───── INPUT ROWS
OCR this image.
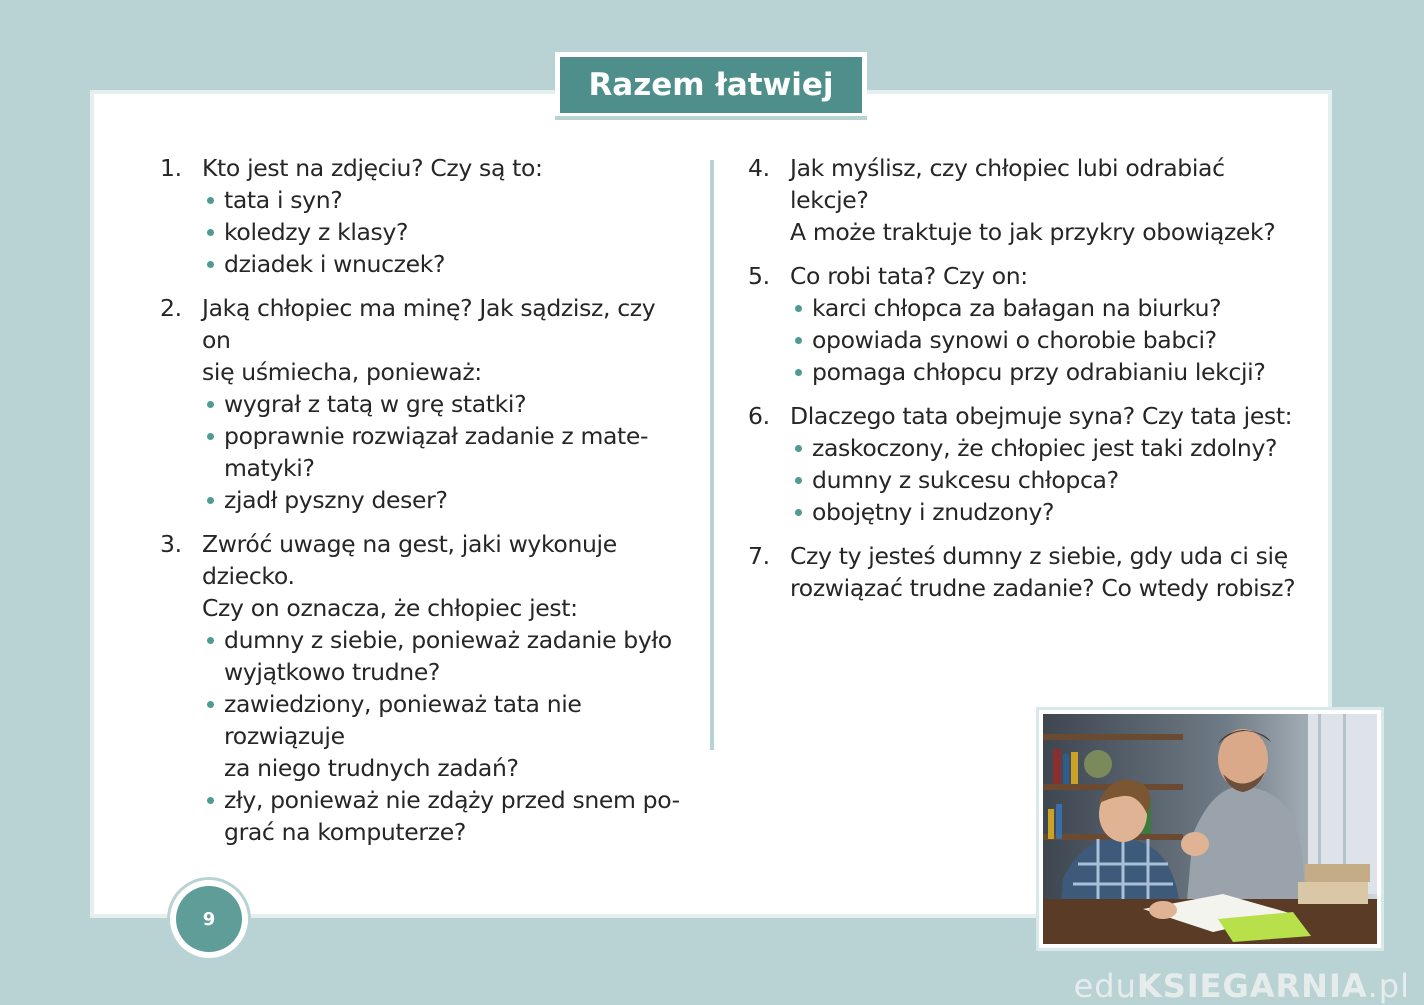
Razem łatwiej
1. Kto jest na zdjęciu? Czy są to:
tata i syn?
koledzy z klasy?
dziadek i wnuczek?
2. Jaką chłopiec ma minę? Jak sądzisz, czy on
się uśmiecha, ponieważ:
wygrał z tatą w grę statki?
poprawnie rozwiązał zadanie z mate-
matyki?
zjadł pyszny deser?
3. Zwróć uwagę na gest, jaki wykonuje dziecko.
Czy on oznacza, że chłopiec jest:
dumny z siebie, ponieważ zadanie było
wyjątkowo trudne?
zawiedziony, ponieważ tata nie rozwiązuje
za niego trudnych zadań?
zły, ponieważ nie zdąży przed snem po-
grać na komputerze?
4. Jak myślisz, czy chłopiec lubi odrabiać lekcje?
A może traktuje to jak przykry obowiązek?
5. Co robi tata? Czy on:
karci chłopca za bałagan na biurku?
opowiada synowi o chorobie babci?
pomaga chłopcu przy odrabianiu lekcji?
6. Dlaczego tata obejmuje syna? Czy tata jest:
zaskoczony, że chłopiec jest taki zdolny?
dumny z sukcesu chłopca?
obojętny i znudzony?
7. Czy ty jesteś dumny z siebie, gdy uda ci się
rozwiązać trudne zadanie? Co wtedy robisz?
9
eduKSIEGARNIA.pl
──────────
WHAT THIS TASK INVOLVES: In the material above, how many lines hold the word "chłopca"? Say only the number.

TASK RESULT: 2